*TASK DETAILS*: Down to the last line, copy the records below without any change.

Data entries for graphics

★ ★ ★

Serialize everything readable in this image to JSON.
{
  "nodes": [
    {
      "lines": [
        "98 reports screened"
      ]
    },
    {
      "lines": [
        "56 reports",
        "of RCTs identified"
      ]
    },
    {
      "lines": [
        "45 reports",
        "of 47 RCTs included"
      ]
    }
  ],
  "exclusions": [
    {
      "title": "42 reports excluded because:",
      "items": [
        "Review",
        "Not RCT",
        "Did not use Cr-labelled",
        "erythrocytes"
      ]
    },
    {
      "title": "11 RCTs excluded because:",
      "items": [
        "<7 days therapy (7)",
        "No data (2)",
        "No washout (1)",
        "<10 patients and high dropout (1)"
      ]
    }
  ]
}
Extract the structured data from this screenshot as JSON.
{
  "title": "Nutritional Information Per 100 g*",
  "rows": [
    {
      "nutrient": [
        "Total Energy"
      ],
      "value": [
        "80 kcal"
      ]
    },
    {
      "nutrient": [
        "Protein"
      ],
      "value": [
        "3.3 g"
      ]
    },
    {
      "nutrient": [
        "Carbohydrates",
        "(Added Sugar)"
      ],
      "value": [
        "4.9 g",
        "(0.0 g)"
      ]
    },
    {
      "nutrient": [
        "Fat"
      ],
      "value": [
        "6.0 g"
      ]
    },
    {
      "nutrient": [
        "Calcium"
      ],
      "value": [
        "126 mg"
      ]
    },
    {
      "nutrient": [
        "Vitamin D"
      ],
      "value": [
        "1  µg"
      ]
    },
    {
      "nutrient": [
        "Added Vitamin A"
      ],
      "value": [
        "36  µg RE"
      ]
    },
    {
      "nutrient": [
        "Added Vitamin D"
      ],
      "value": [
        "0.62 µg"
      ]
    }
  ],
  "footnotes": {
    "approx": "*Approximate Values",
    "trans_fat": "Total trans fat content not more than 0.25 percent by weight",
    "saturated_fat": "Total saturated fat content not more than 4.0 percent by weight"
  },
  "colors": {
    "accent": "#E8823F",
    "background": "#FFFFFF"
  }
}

★ ★ ★

*SOLVED EXERCISE*:
Serialize everything readable in this image to JSON.
{
  "nodes": [
    {
      "lines": [
        "98 reports screened"
      ]
    },
    {
      "lines": [
        "56 reports",
        "of RCTs identified"
      ]
    },
    {
      "lines": [
        "45 reports",
        "of 47 RCTs included"
      ]
    }
  ],
  "exclusions": [
    {
      "title": "42 reports excluded because:",
      "items": [
        "Review",
        "Not RCT",
        "Did not use Cr-labelled",
        "erythrocytes"
      ]
    },
    {
      "title": "11 RCTs excluded because:",
      "items": [
        "<7 days therapy (7)",
        "No data (2)",
        "No washout (1)",
        "<10 patients and high dropout (1)"
      ]
    }
  ]
}
Extract the structured data from this screenshot as JSON.
{
  "title": "Nutritional Information Per 100 g*",
  "rows": [
    {
      "nutrient": [
        "Total Energy"
      ],
      "value": [
        "80 kcal"
      ]
    },
    {
      "nutrient": [
        "Protein"
      ],
      "value": [
        "3.3 g"
      ]
    },
    {
      "nutrient": [
        "Carbohydrates",
        "(Added Sugar)"
      ],
      "value": [
        "4.9 g",
        "(0.0 g)"
      ]
    },
    {
      "nutrient": [
        "Fat"
      ],
      "value": [
        "6.0 g"
      ]
    },
    {
      "nutrient": [
        "Calcium"
      ],
      "value": [
        "126 mg"
      ]
    },
    {
      "nutrient": [
        "Vitamin D"
      ],
      "value": [
        "1  µg"
      ]
    },
    {
      "nutrient": [
        "Added Vitamin A"
      ],
      "value": [
        "36  µg RE"
      ]
    },
    {
      "nutrient": [
        "Added Vitamin D"
      ],
      "value": [
        "0.62 µg"
      ]
    }
  ],
  "footnotes": {
    "approx": "*Approximate Values",
    "trans_fat": "Total trans fat content not more than 0.25 percent by weight",
    "saturated_fat": "Total saturated fat content not more than 4.0 percent by weight"
  },
  "colors": {
    "accent": "#E8823F",
    "background": "#FFFFFF"
  }
}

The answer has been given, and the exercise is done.